### Excerpted data
══════════

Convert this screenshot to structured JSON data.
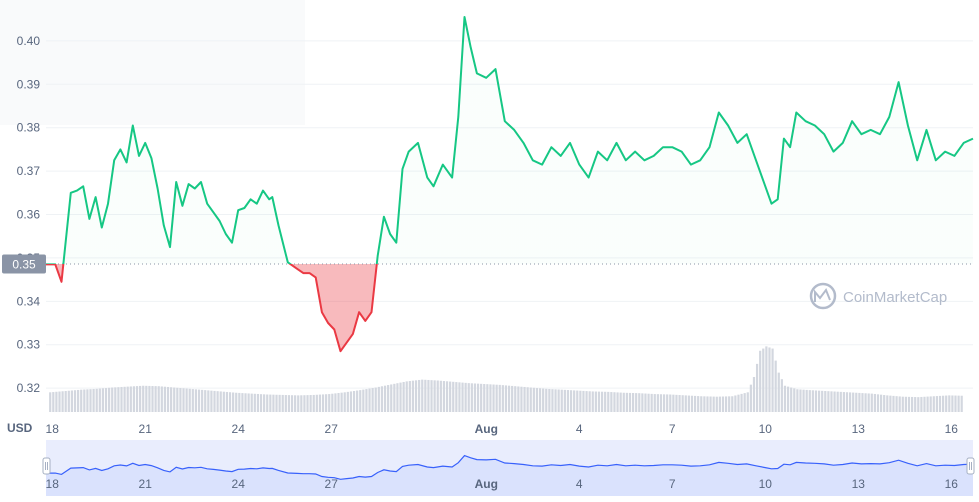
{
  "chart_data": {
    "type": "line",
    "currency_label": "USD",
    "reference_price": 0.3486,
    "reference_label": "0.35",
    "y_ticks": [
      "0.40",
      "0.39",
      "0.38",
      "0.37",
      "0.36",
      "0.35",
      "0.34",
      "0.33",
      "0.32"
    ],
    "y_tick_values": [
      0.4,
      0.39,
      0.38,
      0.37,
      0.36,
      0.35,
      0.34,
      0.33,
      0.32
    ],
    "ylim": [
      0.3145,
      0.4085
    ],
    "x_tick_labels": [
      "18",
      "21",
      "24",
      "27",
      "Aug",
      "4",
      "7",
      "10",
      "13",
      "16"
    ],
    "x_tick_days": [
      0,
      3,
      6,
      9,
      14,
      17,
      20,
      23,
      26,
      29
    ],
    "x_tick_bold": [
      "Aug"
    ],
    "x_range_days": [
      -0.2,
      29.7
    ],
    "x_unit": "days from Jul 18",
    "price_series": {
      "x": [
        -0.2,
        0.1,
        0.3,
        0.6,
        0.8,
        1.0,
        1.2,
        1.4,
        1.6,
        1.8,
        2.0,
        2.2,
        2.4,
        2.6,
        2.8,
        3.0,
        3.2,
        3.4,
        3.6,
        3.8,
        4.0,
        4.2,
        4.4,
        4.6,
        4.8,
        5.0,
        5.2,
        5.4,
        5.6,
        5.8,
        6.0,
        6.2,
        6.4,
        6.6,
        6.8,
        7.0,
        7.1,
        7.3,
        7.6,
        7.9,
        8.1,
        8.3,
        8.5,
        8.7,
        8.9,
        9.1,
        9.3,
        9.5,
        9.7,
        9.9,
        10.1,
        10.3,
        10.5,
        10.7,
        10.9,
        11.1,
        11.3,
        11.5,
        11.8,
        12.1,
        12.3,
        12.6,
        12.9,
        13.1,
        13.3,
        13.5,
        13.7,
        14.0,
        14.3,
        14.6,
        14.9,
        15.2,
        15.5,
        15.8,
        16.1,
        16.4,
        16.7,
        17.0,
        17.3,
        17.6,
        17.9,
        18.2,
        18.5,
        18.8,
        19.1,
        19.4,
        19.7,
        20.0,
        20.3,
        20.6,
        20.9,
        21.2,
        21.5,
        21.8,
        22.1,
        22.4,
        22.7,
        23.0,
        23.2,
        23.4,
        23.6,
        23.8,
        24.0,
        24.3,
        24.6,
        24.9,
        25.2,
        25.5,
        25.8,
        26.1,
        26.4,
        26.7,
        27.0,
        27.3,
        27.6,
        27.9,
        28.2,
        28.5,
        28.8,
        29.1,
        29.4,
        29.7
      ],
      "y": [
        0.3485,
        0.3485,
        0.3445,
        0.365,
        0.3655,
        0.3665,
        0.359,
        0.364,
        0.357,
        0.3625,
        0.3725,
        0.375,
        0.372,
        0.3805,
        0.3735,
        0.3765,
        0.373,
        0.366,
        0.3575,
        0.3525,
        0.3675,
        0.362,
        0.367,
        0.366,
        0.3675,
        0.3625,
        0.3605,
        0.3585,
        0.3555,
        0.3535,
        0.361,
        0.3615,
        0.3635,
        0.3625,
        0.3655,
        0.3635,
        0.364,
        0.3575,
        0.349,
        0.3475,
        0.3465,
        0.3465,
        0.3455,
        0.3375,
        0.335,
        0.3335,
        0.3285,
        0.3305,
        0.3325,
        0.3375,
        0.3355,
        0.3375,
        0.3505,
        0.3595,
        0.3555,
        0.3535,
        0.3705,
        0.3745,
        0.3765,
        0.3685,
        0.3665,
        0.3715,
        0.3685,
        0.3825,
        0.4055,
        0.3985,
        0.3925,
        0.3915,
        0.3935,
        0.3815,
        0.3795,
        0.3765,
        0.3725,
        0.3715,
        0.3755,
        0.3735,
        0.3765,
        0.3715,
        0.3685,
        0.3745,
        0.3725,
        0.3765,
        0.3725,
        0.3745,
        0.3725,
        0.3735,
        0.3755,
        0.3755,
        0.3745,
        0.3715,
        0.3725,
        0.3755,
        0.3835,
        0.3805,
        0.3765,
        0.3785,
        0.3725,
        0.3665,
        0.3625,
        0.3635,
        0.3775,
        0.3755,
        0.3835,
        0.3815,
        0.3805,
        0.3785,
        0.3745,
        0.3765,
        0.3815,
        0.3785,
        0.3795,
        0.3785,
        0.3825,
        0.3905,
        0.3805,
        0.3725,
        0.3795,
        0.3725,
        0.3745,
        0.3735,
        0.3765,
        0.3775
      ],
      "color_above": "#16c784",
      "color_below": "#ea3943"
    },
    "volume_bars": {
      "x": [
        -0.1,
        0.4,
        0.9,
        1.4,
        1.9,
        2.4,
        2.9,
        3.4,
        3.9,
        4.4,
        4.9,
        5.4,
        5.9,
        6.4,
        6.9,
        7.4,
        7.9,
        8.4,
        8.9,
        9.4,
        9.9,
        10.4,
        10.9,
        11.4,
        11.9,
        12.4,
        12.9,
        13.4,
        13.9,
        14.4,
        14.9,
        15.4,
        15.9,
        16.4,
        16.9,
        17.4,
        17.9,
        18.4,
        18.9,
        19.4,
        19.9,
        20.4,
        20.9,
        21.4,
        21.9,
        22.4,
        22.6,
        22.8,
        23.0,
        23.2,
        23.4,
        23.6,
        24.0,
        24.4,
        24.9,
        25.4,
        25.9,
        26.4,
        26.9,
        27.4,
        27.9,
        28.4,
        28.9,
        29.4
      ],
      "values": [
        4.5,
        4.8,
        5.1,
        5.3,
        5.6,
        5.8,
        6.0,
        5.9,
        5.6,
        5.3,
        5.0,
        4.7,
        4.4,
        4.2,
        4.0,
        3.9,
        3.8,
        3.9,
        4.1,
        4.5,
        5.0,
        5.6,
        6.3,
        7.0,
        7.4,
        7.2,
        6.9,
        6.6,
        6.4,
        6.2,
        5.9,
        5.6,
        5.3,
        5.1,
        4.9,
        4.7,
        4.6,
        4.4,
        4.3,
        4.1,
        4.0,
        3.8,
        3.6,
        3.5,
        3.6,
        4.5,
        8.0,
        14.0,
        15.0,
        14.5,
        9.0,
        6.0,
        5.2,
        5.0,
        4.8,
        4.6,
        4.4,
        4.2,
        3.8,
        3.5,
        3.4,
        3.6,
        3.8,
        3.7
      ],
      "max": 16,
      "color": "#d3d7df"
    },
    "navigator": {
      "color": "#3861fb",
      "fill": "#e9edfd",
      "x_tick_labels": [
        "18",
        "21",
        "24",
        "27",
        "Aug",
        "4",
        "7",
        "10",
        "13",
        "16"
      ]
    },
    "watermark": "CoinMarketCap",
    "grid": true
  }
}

══════════

### Do this
Print all the records again exactly; do not include any picture.

### Task result
Convert this screenshot to structured JSON data.
{
  "chart_data": {
    "type": "line",
    "currency_label": "USD",
    "reference_price": 0.3486,
    "reference_label": "0.35",
    "y_ticks": [
      "0.40",
      "0.39",
      "0.38",
      "0.37",
      "0.36",
      "0.35",
      "0.34",
      "0.33",
      "0.32"
    ],
    "y_tick_values": [
      0.4,
      0.39,
      0.38,
      0.37,
      0.36,
      0.35,
      0.34,
      0.33,
      0.32
    ],
    "ylim": [
      0.3145,
      0.4085
    ],
    "x_tick_labels": [
      "18",
      "21",
      "24",
      "27",
      "Aug",
      "4",
      "7",
      "10",
      "13",
      "16"
    ],
    "x_tick_days": [
      0,
      3,
      6,
      9,
      14,
      17,
      20,
      23,
      26,
      29
    ],
    "x_tick_bold": [
      "Aug"
    ],
    "x_range_days": [
      -0.2,
      29.7
    ],
    "x_unit": "days from Jul 18",
    "price_series": {
      "x": [
        -0.2,
        0.1,
        0.3,
        0.6,
        0.8,
        1.0,
        1.2,
        1.4,
        1.6,
        1.8,
        2.0,
        2.2,
        2.4,
        2.6,
        2.8,
        3.0,
        3.2,
        3.4,
        3.6,
        3.8,
        4.0,
        4.2,
        4.4,
        4.6,
        4.8,
        5.0,
        5.2,
        5.4,
        5.6,
        5.8,
        6.0,
        6.2,
        6.4,
        6.6,
        6.8,
        7.0,
        7.1,
        7.3,
        7.6,
        7.9,
        8.1,
        8.3,
        8.5,
        8.7,
        8.9,
        9.1,
        9.3,
        9.5,
        9.7,
        9.9,
        10.1,
        10.3,
        10.5,
        10.7,
        10.9,
        11.1,
        11.3,
        11.5,
        11.8,
        12.1,
        12.3,
        12.6,
        12.9,
        13.1,
        13.3,
        13.5,
        13.7,
        14.0,
        14.3,
        14.6,
        14.9,
        15.2,
        15.5,
        15.8,
        16.1,
        16.4,
        16.7,
        17.0,
        17.3,
        17.6,
        17.9,
        18.2,
        18.5,
        18.8,
        19.1,
        19.4,
        19.7,
        20.0,
        20.3,
        20.6,
        20.9,
        21.2,
        21.5,
        21.8,
        22.1,
        22.4,
        22.7,
        23.0,
        23.2,
        23.4,
        23.6,
        23.8,
        24.0,
        24.3,
        24.6,
        24.9,
        25.2,
        25.5,
        25.8,
        26.1,
        26.4,
        26.7,
        27.0,
        27.3,
        27.6,
        27.9,
        28.2,
        28.5,
        28.8,
        29.1,
        29.4,
        29.7
      ],
      "y": [
        0.3485,
        0.3485,
        0.3445,
        0.365,
        0.3655,
        0.3665,
        0.359,
        0.364,
        0.357,
        0.3625,
        0.3725,
        0.375,
        0.372,
        0.3805,
        0.3735,
        0.3765,
        0.373,
        0.366,
        0.3575,
        0.3525,
        0.3675,
        0.362,
        0.367,
        0.366,
        0.3675,
        0.3625,
        0.3605,
        0.3585,
        0.3555,
        0.3535,
        0.361,
        0.3615,
        0.3635,
        0.3625,
        0.3655,
        0.3635,
        0.364,
        0.3575,
        0.349,
        0.3475,
        0.3465,
        0.3465,
        0.3455,
        0.3375,
        0.335,
        0.3335,
        0.3285,
        0.3305,
        0.3325,
        0.3375,
        0.3355,
        0.3375,
        0.3505,
        0.3595,
        0.3555,
        0.3535,
        0.3705,
        0.3745,
        0.3765,
        0.3685,
        0.3665,
        0.3715,
        0.3685,
        0.3825,
        0.4055,
        0.3985,
        0.3925,
        0.3915,
        0.3935,
        0.3815,
        0.3795,
        0.3765,
        0.3725,
        0.3715,
        0.3755,
        0.3735,
        0.3765,
        0.3715,
        0.3685,
        0.3745,
        0.3725,
        0.3765,
        0.3725,
        0.3745,
        0.3725,
        0.3735,
        0.3755,
        0.3755,
        0.3745,
        0.3715,
        0.3725,
        0.3755,
        0.3835,
        0.3805,
        0.3765,
        0.3785,
        0.3725,
        0.3665,
        0.3625,
        0.3635,
        0.3775,
        0.3755,
        0.3835,
        0.3815,
        0.3805,
        0.3785,
        0.3745,
        0.3765,
        0.3815,
        0.3785,
        0.3795,
        0.3785,
        0.3825,
        0.3905,
        0.3805,
        0.3725,
        0.3795,
        0.3725,
        0.3745,
        0.3735,
        0.3765,
        0.3775
      ],
      "color_above": "#16c784",
      "color_below": "#ea3943"
    },
    "volume_bars": {
      "x": [
        -0.1,
        0.4,
        0.9,
        1.4,
        1.9,
        2.4,
        2.9,
        3.4,
        3.9,
        4.4,
        4.9,
        5.4,
        5.9,
        6.4,
        6.9,
        7.4,
        7.9,
        8.4,
        8.9,
        9.4,
        9.9,
        10.4,
        10.9,
        11.4,
        11.9,
        12.4,
        12.9,
        13.4,
        13.9,
        14.4,
        14.9,
        15.4,
        15.9,
        16.4,
        16.9,
        17.4,
        17.9,
        18.4,
        18.9,
        19.4,
        19.9,
        20.4,
        20.9,
        21.4,
        21.9,
        22.4,
        22.6,
        22.8,
        23.0,
        23.2,
        23.4,
        23.6,
        24.0,
        24.4,
        24.9,
        25.4,
        25.9,
        26.4,
        26.9,
        27.4,
        27.9,
        28.4,
        28.9,
        29.4
      ],
      "values": [
        4.5,
        4.8,
        5.1,
        5.3,
        5.6,
        5.8,
        6.0,
        5.9,
        5.6,
        5.3,
        5.0,
        4.7,
        4.4,
        4.2,
        4.0,
        3.9,
        3.8,
        3.9,
        4.1,
        4.5,
        5.0,
        5.6,
        6.3,
        7.0,
        7.4,
        7.2,
        6.9,
        6.6,
        6.4,
        6.2,
        5.9,
        5.6,
        5.3,
        5.1,
        4.9,
        4.7,
        4.6,
        4.4,
        4.3,
        4.1,
        4.0,
        3.8,
        3.6,
        3.5,
        3.6,
        4.5,
        8.0,
        14.0,
        15.0,
        14.5,
        9.0,
        6.0,
        5.2,
        5.0,
        4.8,
        4.6,
        4.4,
        4.2,
        3.8,
        3.5,
        3.4,
        3.6,
        3.8,
        3.7
      ],
      "max": 16,
      "color": "#d3d7df"
    },
    "navigator": {
      "color": "#3861fb",
      "fill": "#e9edfd",
      "x_tick_labels": [
        "18",
        "21",
        "24",
        "27",
        "Aug",
        "4",
        "7",
        "10",
        "13",
        "16"
      ]
    },
    "watermark": "CoinMarketCap",
    "grid": true
  }
}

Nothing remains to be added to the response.